* _Extrahierter Text_:
........

Heavy Metal mit Rundumsicht

Seit 2016 wird in 360 Grad vom Festival Wacken Open Air berichtet, in 2019 zum dritten Mal als Livestream. Wir sahen in unserem Heft 12.2019 bei der VR-Produktion hinter die Kulissen.

Ein kleines Dorf wird weltberühmt: 1990 ging in Wacken zum ersten Mal das Heavy-Metal-Festival Wacken Open Air (WOA) über die Bühne, das knapp 20 Jahre später regelmäßig 85.000 Besucher nach Norddeutschland lockt. Schon in den ersten Jahren wurden von den Veranstaltern Amateuraufnahmen angefertigt. Zusammen mit der Entwicklung des Festivals professionalisierte sich auch die Videoproduktion und Berichterstattung aus Wacken. Zuerst wurde 1998 der Musiksender VIVA auf das Festival aufmerksam. Ein Jahr danach wurde der erste Dokumen- tarfilm über das WOA produziert: „Metalheads – the official documentary“. Mit „Welcome to Wacken – a Documentary Film in Virtual Reality“ wurde 2016 der Blickwinkel der Kameras zum ersten Mal voll aufgedreht. Realisiert wurde die als App konzipierte Dokumentation für Android, Apple, Samsung VR, Oculus und VIVE von der kanadischen Produktionsfirma Bangers Film.

Mit „Telekom MagentaMusic 360“ gingen 2017 die VR- Kameras in Wacken erstmals live. Für die Durchführung der Produktion wurde die TVN Group beauftragt, die schon 2015 für einen ersten Testlauf in Sachen VR-Live verantwortlich waren. Damals konnten die Zuschauer den Red Hot Chili Peppers virtuell über die Schulter schauen. Zu dem Zeitpunkt waren die Usertools jedoch noch nicht ausgereift genug, um den Endverbraucher ein vernünftiges VR-Erlebnis zu bieten. Erst mit dem Erscheinen der Samsung Gear VR konnten die Zuschauer ab 2016 virtuell auf der Bühne neben ihrer Lieblingsband stehen.

Auf produktionstechnischer Seite hat sich seit dem Gig der Red Hot Chili Peppers nicht viel geändert. Auf den zwei Hauptbühnen des Metal Festivals wurden jeweils zwei Nokia-Ozo-Kameras aufgestellt. Eine weitere wurde auf einem Schienen-Dolly parallel zu den beiden Bühnen bewegt. Die Nokia Ozo hat sich seit der ersten Anwendung als robust und stabil erwiesen und ermöglicht aktuell als einziges standardisiertes System einen Livestream-Workflow. Leider schützt das Gehäuse die Kameras nicht gegen Überhitzung, so dass stets eine Backup-Kamera zur Hand sein muss. In dem kugelförmigen Gehäuse der Ozo sind acht miteinander synchronisierte Kameras untergebracht. Jedes Objektiv deckt dabei einen Blickwinkel von 195 Grad ab.

........

* _Bereitgestellte Daten_:

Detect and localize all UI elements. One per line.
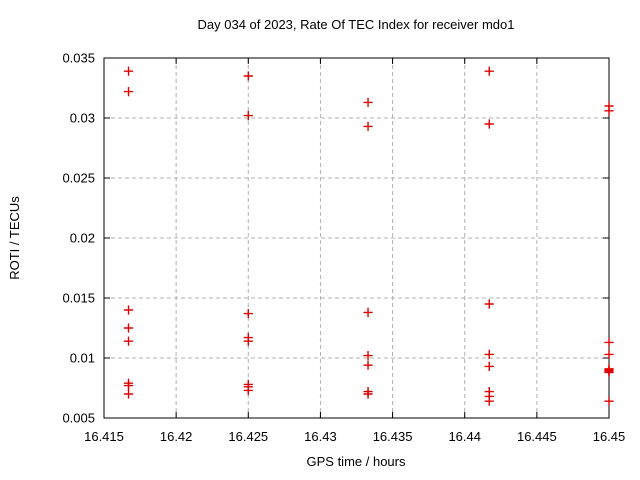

........

* _Zu erledigende Aufgaben_:
1. Beantworte zum Text über die VR-Berichterstattung vom Wacken Open Air diese Fragen:
(a) In welchem Jahr ging das Festival zum ersten Mal über die Bühne?
(b) Welches Unternehmen wurde mit der Durchführung der Produktion von „Telekom MagentaMusic 360“ beauftragt?
(c) Wie viele synchronisierte Kameras sind im Gehäuse der Nokia Ozo untergebracht?
2. Schreibe den Text über die 360-Grad-Berichterstattung vom Wacken Open Air dort weiter, wo er aufhört.
Die Daten spielen hierbei keine Rolle.

* _Lösungen_:
1.
(a) 1990
(b) Die TVN Group
(c) Acht

2.
Seekrank durch VR

Die Positionen der Kameras müssen vor Beginn eines Konzertes genau bestimmt werden. Dabei müssen sie einerseits optimal ins Bühnenbild der jeweiligen Band integriert werden, anderseits dürfen sie aber auch nicht den normalen Videostream stören. Dennoch muss das Ziel sein, den Zuschauern einen spannenden Einblick auf das Bühnengeschehen zu geben. Am Anfang wurden die Kameras klassisch hinter oder neben der Bühne aufgestellt. Während man beim Konzert der Red Hot Chili Peppers noch eine VR-Kamera per Drahtseil über das Publikum fliegen ließ, hat man sich in Wacken dafür entschieden, die Kamera auf den vorhandenen Kamera-Dolly zu befestigen, denn viele User hatten von Übelkeit und Kopfschmerzen berichtet. Sie litten an „Virtual-Reality-Sickness“. Im Vergleich zur Spidercam bewegt sich der Dolly aber meist langsamer und nicht so häufig. Wenn die Kameras sich auf ihrem vorher bestimmten Platz befinden, gewöhnen sich auch die Musiker an die „komischen runden Bälle“ und fangen langsam an, selbstbewusst mit den Kameras zu interagieren.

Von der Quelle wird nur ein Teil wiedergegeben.